[What is needed]: Quote the listing below in full and exactly as written, but omit every picture.

[Provided entries]:
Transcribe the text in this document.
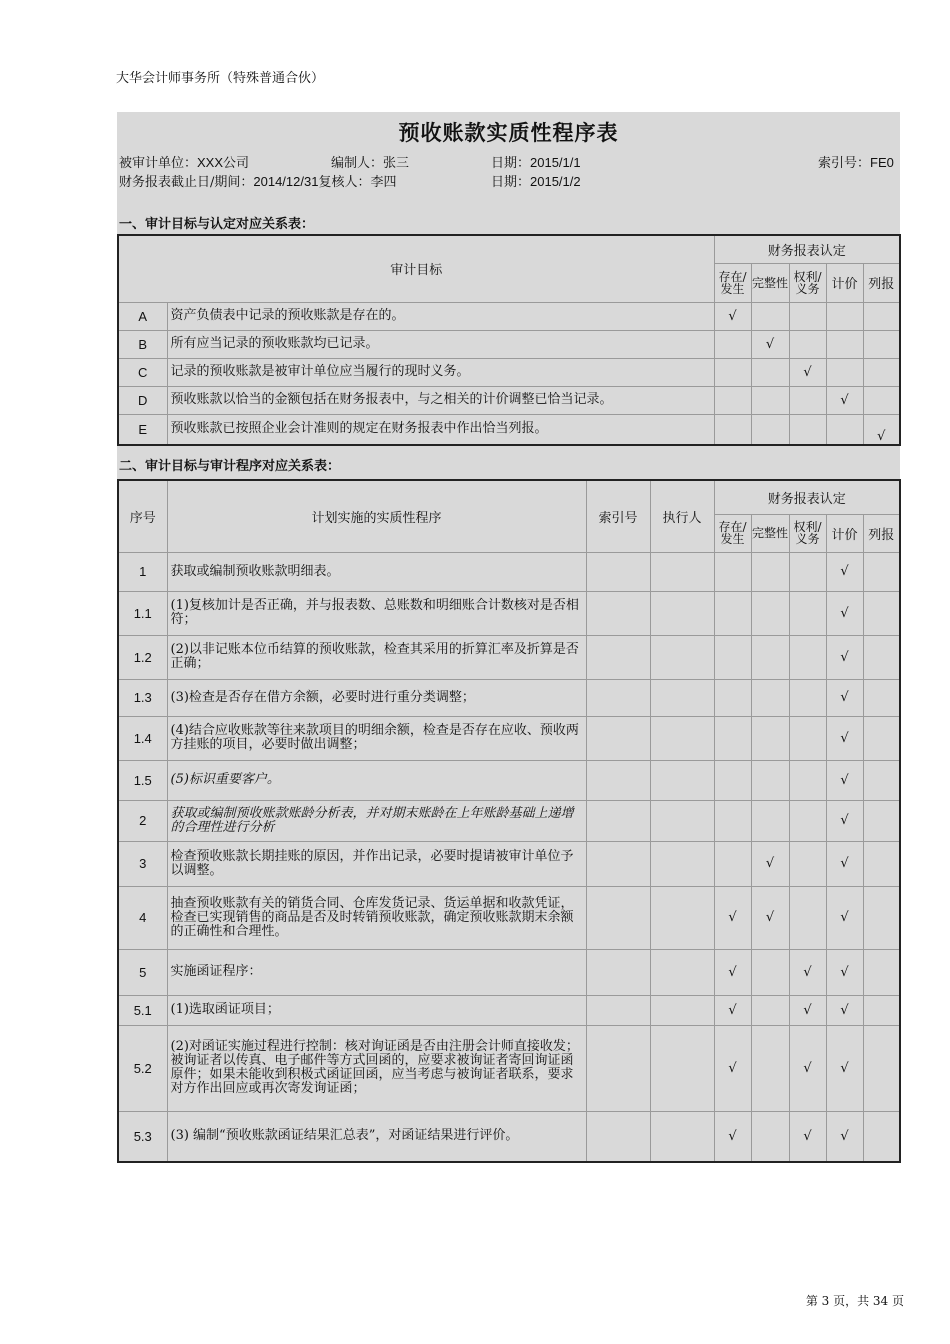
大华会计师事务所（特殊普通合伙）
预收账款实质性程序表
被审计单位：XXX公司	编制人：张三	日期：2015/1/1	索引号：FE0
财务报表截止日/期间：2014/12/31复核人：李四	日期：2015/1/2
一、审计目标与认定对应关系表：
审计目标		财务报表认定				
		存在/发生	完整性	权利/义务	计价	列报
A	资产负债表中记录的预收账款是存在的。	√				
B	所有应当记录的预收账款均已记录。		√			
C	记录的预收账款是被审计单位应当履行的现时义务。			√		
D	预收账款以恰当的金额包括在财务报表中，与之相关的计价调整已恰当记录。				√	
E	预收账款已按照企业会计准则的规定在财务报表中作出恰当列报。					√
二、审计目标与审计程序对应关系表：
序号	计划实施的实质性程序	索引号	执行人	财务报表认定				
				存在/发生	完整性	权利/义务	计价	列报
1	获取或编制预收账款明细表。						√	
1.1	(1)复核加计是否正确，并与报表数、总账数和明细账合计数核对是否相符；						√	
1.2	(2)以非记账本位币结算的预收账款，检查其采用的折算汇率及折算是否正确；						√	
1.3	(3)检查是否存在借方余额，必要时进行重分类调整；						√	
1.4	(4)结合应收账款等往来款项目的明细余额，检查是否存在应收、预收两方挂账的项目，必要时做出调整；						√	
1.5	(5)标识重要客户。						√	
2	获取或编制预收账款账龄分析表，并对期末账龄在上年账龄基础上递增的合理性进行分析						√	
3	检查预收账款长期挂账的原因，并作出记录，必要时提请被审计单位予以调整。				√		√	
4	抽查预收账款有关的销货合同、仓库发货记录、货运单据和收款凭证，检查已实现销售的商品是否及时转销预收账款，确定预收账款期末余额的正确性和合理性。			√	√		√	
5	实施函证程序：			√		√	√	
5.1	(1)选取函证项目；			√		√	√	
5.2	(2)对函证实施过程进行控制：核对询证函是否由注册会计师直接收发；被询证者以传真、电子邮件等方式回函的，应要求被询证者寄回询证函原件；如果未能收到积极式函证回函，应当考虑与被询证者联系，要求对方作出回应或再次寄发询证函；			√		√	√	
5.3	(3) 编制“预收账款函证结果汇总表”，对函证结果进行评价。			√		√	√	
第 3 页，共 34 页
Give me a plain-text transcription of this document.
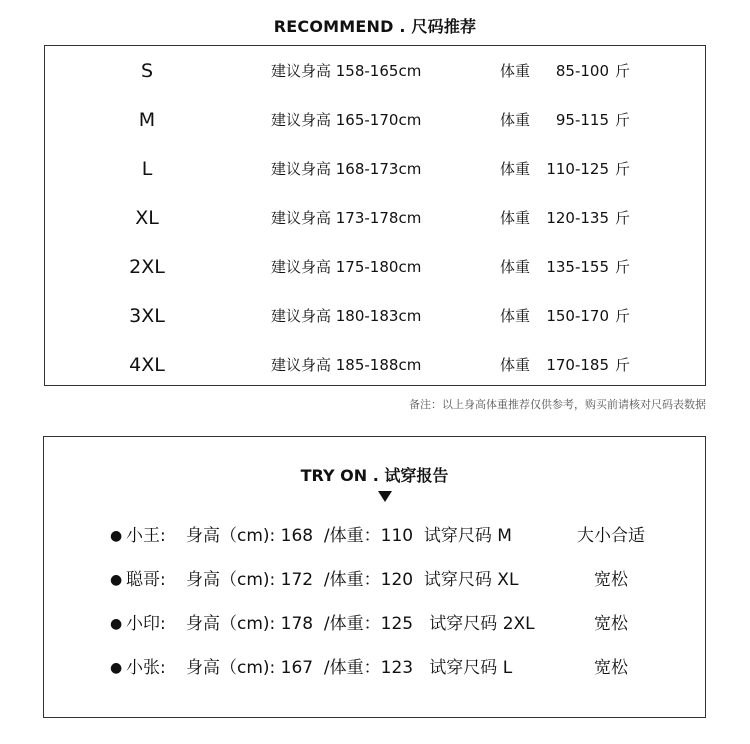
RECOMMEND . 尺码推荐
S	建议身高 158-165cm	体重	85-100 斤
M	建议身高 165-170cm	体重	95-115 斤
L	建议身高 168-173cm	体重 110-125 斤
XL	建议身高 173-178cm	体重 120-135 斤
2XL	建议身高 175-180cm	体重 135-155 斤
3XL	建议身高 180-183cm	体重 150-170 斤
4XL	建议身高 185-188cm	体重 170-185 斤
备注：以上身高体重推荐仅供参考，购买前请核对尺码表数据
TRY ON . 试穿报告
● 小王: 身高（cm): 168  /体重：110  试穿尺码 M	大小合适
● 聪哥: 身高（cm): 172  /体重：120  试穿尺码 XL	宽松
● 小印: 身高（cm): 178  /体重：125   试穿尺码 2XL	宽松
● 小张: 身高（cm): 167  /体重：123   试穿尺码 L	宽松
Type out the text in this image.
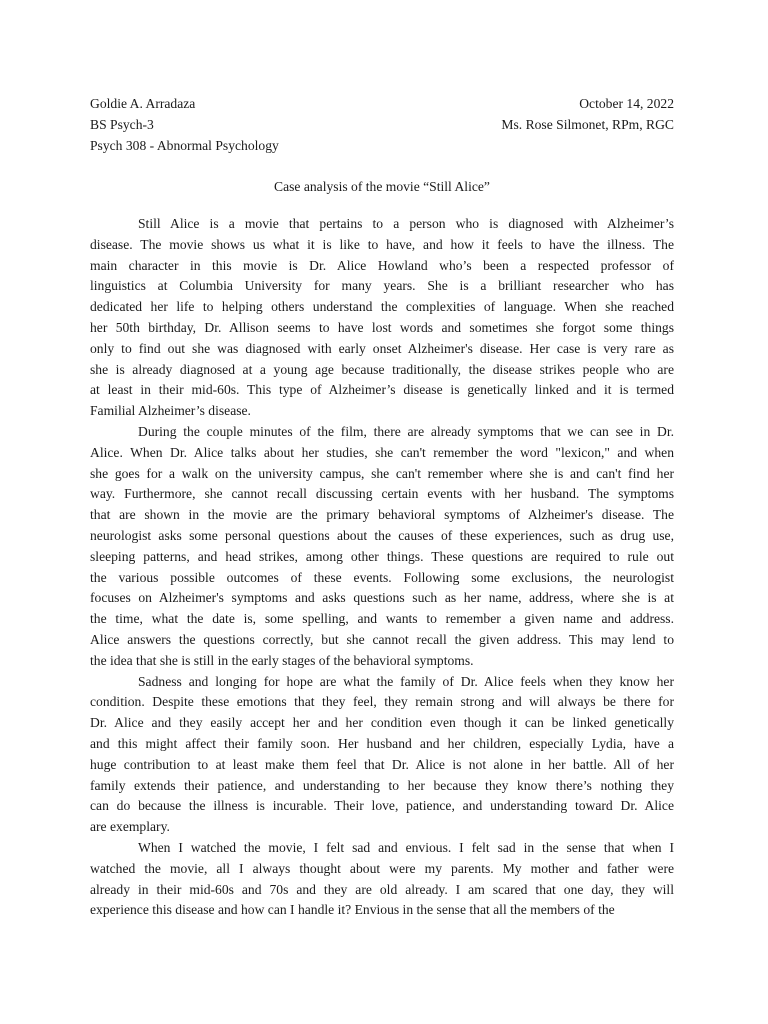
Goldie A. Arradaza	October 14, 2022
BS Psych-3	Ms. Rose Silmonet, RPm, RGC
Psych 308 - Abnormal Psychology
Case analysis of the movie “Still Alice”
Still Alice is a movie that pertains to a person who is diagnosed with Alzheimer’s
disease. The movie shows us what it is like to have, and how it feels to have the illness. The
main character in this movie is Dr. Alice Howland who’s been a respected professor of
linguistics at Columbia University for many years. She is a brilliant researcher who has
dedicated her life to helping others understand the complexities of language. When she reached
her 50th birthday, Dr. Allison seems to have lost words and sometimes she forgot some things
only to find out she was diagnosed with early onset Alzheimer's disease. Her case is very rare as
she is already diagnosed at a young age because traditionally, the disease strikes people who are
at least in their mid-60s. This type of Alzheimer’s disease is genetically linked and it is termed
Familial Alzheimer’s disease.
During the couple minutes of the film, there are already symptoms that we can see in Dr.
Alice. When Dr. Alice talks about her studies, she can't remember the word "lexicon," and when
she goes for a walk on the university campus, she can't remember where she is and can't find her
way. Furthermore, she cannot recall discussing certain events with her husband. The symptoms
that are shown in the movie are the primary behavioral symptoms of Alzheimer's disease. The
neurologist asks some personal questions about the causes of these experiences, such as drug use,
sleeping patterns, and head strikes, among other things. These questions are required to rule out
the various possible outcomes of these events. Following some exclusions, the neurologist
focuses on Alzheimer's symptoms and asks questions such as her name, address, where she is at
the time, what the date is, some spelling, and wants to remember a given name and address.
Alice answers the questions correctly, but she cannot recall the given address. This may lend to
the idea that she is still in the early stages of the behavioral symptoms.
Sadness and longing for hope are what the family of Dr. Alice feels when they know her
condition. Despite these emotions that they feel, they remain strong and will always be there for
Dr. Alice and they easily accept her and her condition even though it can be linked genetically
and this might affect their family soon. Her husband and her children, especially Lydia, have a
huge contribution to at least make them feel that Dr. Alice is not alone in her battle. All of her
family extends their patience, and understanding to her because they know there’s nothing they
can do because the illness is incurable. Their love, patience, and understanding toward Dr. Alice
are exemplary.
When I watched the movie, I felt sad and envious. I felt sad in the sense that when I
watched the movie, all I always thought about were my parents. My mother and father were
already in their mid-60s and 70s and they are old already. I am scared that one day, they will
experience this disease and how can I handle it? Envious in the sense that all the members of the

[Complete output]:
Transcribe the text in this document.
大华会计师事务所（特殊普通合伙）
预收账款实质性程序表
被审计单位：XXX公司	编制人：张三	日期：2015/1/1	索引号：FE0
财务报表截止日/期间：2014/12/31复核人：李四	日期：2015/1/2
一、审计目标与认定对应关系表：
审计目标		财务报表认定				
		存在/发生	完整性	权利/义务	计价	列报
A	资产负债表中记录的预收账款是存在的。	√				
B	所有应当记录的预收账款均已记录。		√			
C	记录的预收账款是被审计单位应当履行的现时义务。			√		
D	预收账款以恰当的金额包括在财务报表中，与之相关的计价调整已恰当记录。				√	
E	预收账款已按照企业会计准则的规定在财务报表中作出恰当列报。					√
二、审计目标与审计程序对应关系表：
序号	计划实施的实质性程序	索引号	执行人	财务报表认定				
				存在/发生	完整性	权利/义务	计价	列报
1	获取或编制预收账款明细表。						√	
1.1	(1)复核加计是否正确，并与报表数、总账数和明细账合计数核对是否相符；						√	
1.2	(2)以非记账本位币结算的预收账款，检查其采用的折算汇率及折算是否正确；						√	
1.3	(3)检查是否存在借方余额，必要时进行重分类调整；						√	
1.4	(4)结合应收账款等往来款项目的明细余额，检查是否存在应收、预收两方挂账的项目，必要时做出调整；						√	
1.5	(5)标识重要客户。						√	
2	获取或编制预收账款账龄分析表，并对期末账龄在上年账龄基础上递增的合理性进行分析						√	
3	检查预收账款长期挂账的原因，并作出记录，必要时提请被审计单位予以调整。				√		√	
4	抽查预收账款有关的销货合同、仓库发货记录、货运单据和收款凭证，检查已实现销售的商品是否及时转销预收账款，确定预收账款期末余额的正确性和合理性。			√	√		√	
5	实施函证程序：			√		√	√	
5.1	(1)选取函证项目；			√		√	√	
5.2	(2)对函证实施过程进行控制：核对询证函是否由注册会计师直接收发；被询证者以传真、电子邮件等方式回函的，应要求被询证者寄回询证函原件；如果未能收到积极式函证回函，应当考虑与被询证者联系，要求对方作出回应或再次寄发询证函；			√		√	√	
5.3	(3) 编制“预收账款函证结果汇总表”，对函证结果进行评价。			√		√	√	
第 3 页，共 34 页
Give me a plain-text transcription of this document.
RECOMMEND . 尺码推荐
S	建议身高 158-165cm	体重	85-100 斤
M	建议身高 165-170cm	体重	95-115 斤
L	建议身高 168-173cm	体重 110-125 斤
XL	建议身高 173-178cm	体重 120-135 斤
2XL	建议身高 175-180cm	体重 135-155 斤
3XL	建议身高 180-183cm	体重 150-170 斤
4XL	建议身高 185-188cm	体重 170-185 斤
备注：以上身高体重推荐仅供参考，购买前请核对尺码表数据
TRY ON . 试穿报告
● 小王: 身高（cm): 168  /体重：110  试穿尺码 M	大小合适
● 聪哥: 身高（cm): 172  /体重：120  试穿尺码 XL	宽松
● 小印: 身高（cm): 178  /体重：125   试穿尺码 2XL	宽松
● 小张: 身高（cm): 167  /体重：123   试穿尺码 L	宽松
Type out the text in this image.
Goldie A. Arradaza	October 14, 2022
BS Psych-3	Ms. Rose Silmonet, RPm, RGC
Psych 308 - Abnormal Psychology
Case analysis of the movie “Still Alice”
Still Alice is a movie that pertains to a person who is diagnosed with Alzheimer’s
disease. The movie shows us what it is like to have, and how it feels to have the illness. The
main character in this movie is Dr. Alice Howland who’s been a respected professor of
linguistics at Columbia University for many years. She is a brilliant researcher who has
dedicated her life to helping others understand the complexities of language. When she reached
her 50th birthday, Dr. Allison seems to have lost words and sometimes she forgot some things
only to find out she was diagnosed with early onset Alzheimer's disease. Her case is very rare as
she is already diagnosed at a young age because traditionally, the disease strikes people who are
at least in their mid-60s. This type of Alzheimer’s disease is genetically linked and it is termed
Familial Alzheimer’s disease.
During the couple minutes of the film, there are already symptoms that we can see in Dr.
Alice. When Dr. Alice talks about her studies, she can't remember the word "lexicon," and when
she goes for a walk on the university campus, she can't remember where she is and can't find her
way. Furthermore, she cannot recall discussing certain events with her husband. The symptoms
that are shown in the movie are the primary behavioral symptoms of Alzheimer's disease. The
neurologist asks some personal questions about the causes of these experiences, such as drug use,
sleeping patterns, and head strikes, among other things. These questions are required to rule out
the various possible outcomes of these events. Following some exclusions, the neurologist
focuses on Alzheimer's symptoms and asks questions such as her name, address, where she is at
the time, what the date is, some spelling, and wants to remember a given name and address.
Alice answers the questions correctly, but she cannot recall the given address. This may lend to
the idea that she is still in the early stages of the behavioral symptoms.
Sadness and longing for hope are what the family of Dr. Alice feels when they know her
condition. Despite these emotions that they feel, they remain strong and will always be there for
Dr. Alice and they easily accept her and her condition even though it can be linked genetically
and this might affect their family soon. Her husband and her children, especially Lydia, have a
huge contribution to at least make them feel that Dr. Alice is not alone in her battle. All of her
family extends their patience, and understanding to her because they know there’s nothing they
can do because the illness is incurable. Their love, patience, and understanding toward Dr. Alice
are exemplary.
When I watched the movie, I felt sad and envious. I felt sad in the sense that when I
watched the movie, all I always thought about were my parents. My mother and father were
already in their mid-60s and 70s and they are old already. I am scared that one day, they will
experience this disease and how can I handle it? Envious in the sense that all the members of the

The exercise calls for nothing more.